## Start Exercise data

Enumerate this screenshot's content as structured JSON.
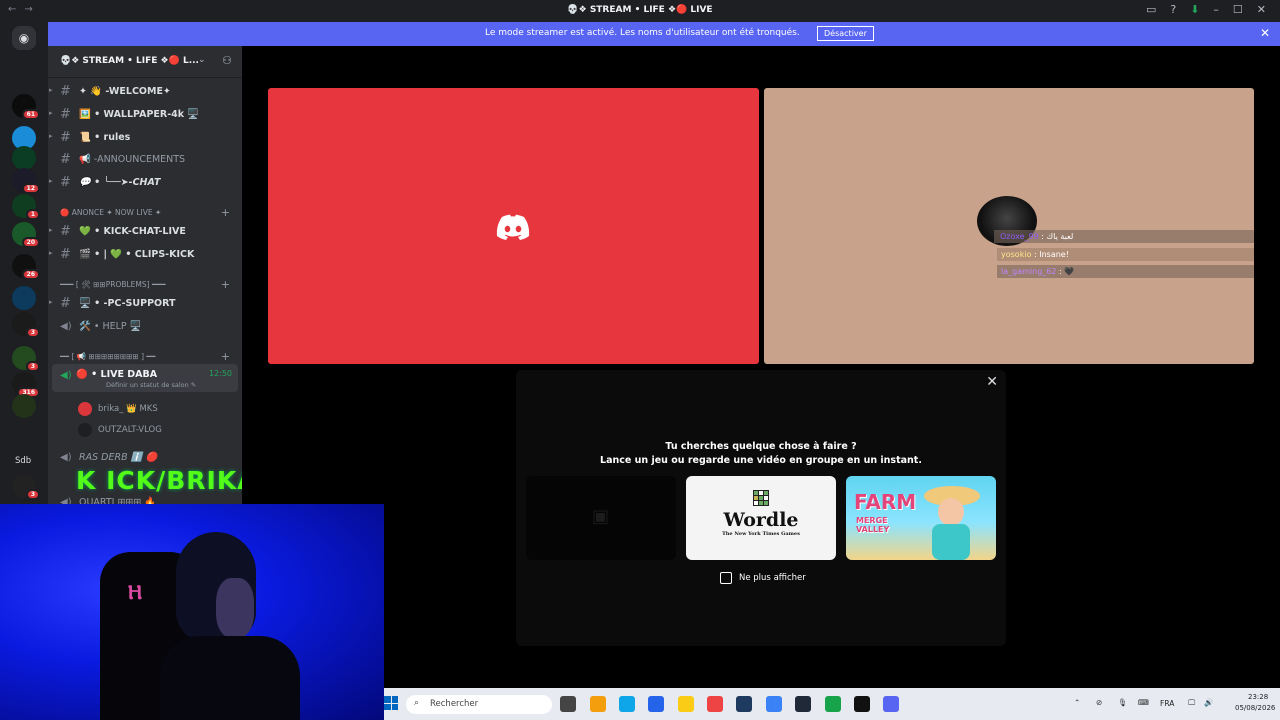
{
  "titlebar": {
    "title": "💀❖ STREAM • LIFE ❖🔴 LIVE"
  },
  "banner": {
    "text": "Le mode streamer est activé. Les noms d'utilisateur ont été tronqués.",
    "button": "Désactiver"
  },
  "guilds": [
    {
      "badge": ""
    },
    {
      "badge": "61"
    },
    {
      "badge": ""
    },
    {
      "badge": ""
    },
    {
      "badge": "12"
    },
    {
      "badge": "1"
    },
    {
      "badge": "20"
    },
    {
      "badge": "26"
    },
    {
      "badge": ""
    },
    {
      "badge": "3"
    },
    {
      "badge": "3"
    },
    {
      "badge": "316"
    },
    {
      "badge": ""
    },
    {
      "badge": "Sdb"
    },
    {
      "badge": "3"
    }
  ],
  "server": {
    "name": "💀❖ STREAM • LIFE ❖🔴 L..."
  },
  "channels": [
    {
      "label": "✦ 👋 -WELCOME✦",
      "dim": false
    },
    {
      "label": "🖼️ • WALLPAPER-4k 🖥️",
      "dim": false
    },
    {
      "label": "📜 • rules",
      "dim": false
    },
    {
      "label": "📢 -ANNOUNCEMENTS",
      "dim": true
    },
    {
      "label": "💬 • ╰──➤-CHAT",
      "dim": false
    }
  ],
  "category1": "🔴 ANONCE ✦ NOW LIVE ✦",
  "channels2": [
    {
      "label": "💚 • KICK-CHAT-LIVE"
    },
    {
      "label": "🎬 • | 💚 • CLIPS-KICK"
    }
  ],
  "category2": "━━━ [ 🛠 ⊞⊞PROBLEMS] ━━━",
  "channels3": [
    {
      "label": "🖥️ • -PC-SUPPORT",
      "dim": false
    },
    {
      "label": "🛠️ • HELP 🖥️",
      "dim": true
    }
  ],
  "category3": "━━ [ 📢 ⊞⊞⊞⊞⊞⊞⊞⊞ ] ━━",
  "voice": {
    "label": "🔴 • LIVE DABA",
    "sub": "Définir un statut de salon ✎",
    "time": "12:50"
  },
  "users": [
    {
      "name": "brika_  👑 MKS"
    },
    {
      "name": "OUTZALT-VLOG"
    }
  ],
  "more_channels": [
    {
      "label": "RAS DERB ℹ️ 🔴"
    },
    {
      "label": "QUARTI ⊞⊞⊞ 🔥"
    }
  ],
  "kick_overlay": "K ICK/BRIKAO",
  "stream_chat": [
    {
      "user": "Ozoxe_99",
      "msg": ": لعبة ياك"
    },
    {
      "user": "yosokio",
      "msg": ": Insane!"
    },
    {
      "user": "la_gaming_62",
      "msg": ": 🖤"
    }
  ],
  "activity": {
    "line1": "Tu cherches quelque chose à faire ?",
    "line2": "Lance un jeu ou regarde une vidéo en groupe en un instant.",
    "wordle_title": "Wordle",
    "wordle_sub": "The New York Times Games",
    "farm_title": "FARM",
    "farm_sub": "MERGE VALLEY",
    "checkbox": "Ne plus afficher"
  },
  "taskbar": {
    "search": "Rechercher",
    "lang": "FRA",
    "time": "23:28",
    "date": "05/08/2026"
  }
}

## End Exercise data

» Challenge: Omit the images and transcribe all of the records above word for word.

» Answer for the task:
Enumerate this screenshot's content as structured JSON.
{
  "titlebar": {
    "title": "💀❖ STREAM • LIFE ❖🔴 LIVE"
  },
  "banner": {
    "text": "Le mode streamer est activé. Les noms d'utilisateur ont été tronqués.",
    "button": "Désactiver"
  },
  "guilds": [
    {
      "badge": ""
    },
    {
      "badge": "61"
    },
    {
      "badge": ""
    },
    {
      "badge": ""
    },
    {
      "badge": "12"
    },
    {
      "badge": "1"
    },
    {
      "badge": "20"
    },
    {
      "badge": "26"
    },
    {
      "badge": ""
    },
    {
      "badge": "3"
    },
    {
      "badge": "3"
    },
    {
      "badge": "316"
    },
    {
      "badge": ""
    },
    {
      "badge": "Sdb"
    },
    {
      "badge": "3"
    }
  ],
  "server": {
    "name": "💀❖ STREAM • LIFE ❖🔴 L..."
  },
  "channels": [
    {
      "label": "✦ 👋 -WELCOME✦",
      "dim": false
    },
    {
      "label": "🖼️ • WALLPAPER-4k 🖥️",
      "dim": false
    },
    {
      "label": "📜 • rules",
      "dim": false
    },
    {
      "label": "📢 -ANNOUNCEMENTS",
      "dim": true
    },
    {
      "label": "💬 • ╰──➤-CHAT",
      "dim": false
    }
  ],
  "category1": "🔴 ANONCE ✦ NOW LIVE ✦",
  "channels2": [
    {
      "label": "💚 • KICK-CHAT-LIVE"
    },
    {
      "label": "🎬 • | 💚 • CLIPS-KICK"
    }
  ],
  "category2": "━━━ [ 🛠 ⊞⊞PROBLEMS] ━━━",
  "channels3": [
    {
      "label": "🖥️ • -PC-SUPPORT",
      "dim": false
    },
    {
      "label": "🛠️ • HELP 🖥️",
      "dim": true
    }
  ],
  "category3": "━━ [ 📢 ⊞⊞⊞⊞⊞⊞⊞⊞ ] ━━",
  "voice": {
    "label": "🔴 • LIVE DABA",
    "sub": "Définir un statut de salon ✎",
    "time": "12:50"
  },
  "users": [
    {
      "name": "brika_  👑 MKS"
    },
    {
      "name": "OUTZALT-VLOG"
    }
  ],
  "more_channels": [
    {
      "label": "RAS DERB ℹ️ 🔴"
    },
    {
      "label": "QUARTI ⊞⊞⊞ 🔥"
    }
  ],
  "kick_overlay": "K ICK/BRIKAO",
  "stream_chat": [
    {
      "user": "Ozoxe_99",
      "msg": ": لعبة ياك"
    },
    {
      "user": "yosokio",
      "msg": ": Insane!"
    },
    {
      "user": "la_gaming_62",
      "msg": ": 🖤"
    }
  ],
  "activity": {
    "line1": "Tu cherches quelque chose à faire ?",
    "line2": "Lance un jeu ou regarde une vidéo en groupe en un instant.",
    "wordle_title": "Wordle",
    "wordle_sub": "The New York Times Games",
    "farm_title": "FARM",
    "farm_sub": "MERGE VALLEY",
    "checkbox": "Ne plus afficher"
  },
  "taskbar": {
    "search": "Rechercher",
    "lang": "FRA",
    "time": "23:28",
    "date": "05/08/2026"
  }
}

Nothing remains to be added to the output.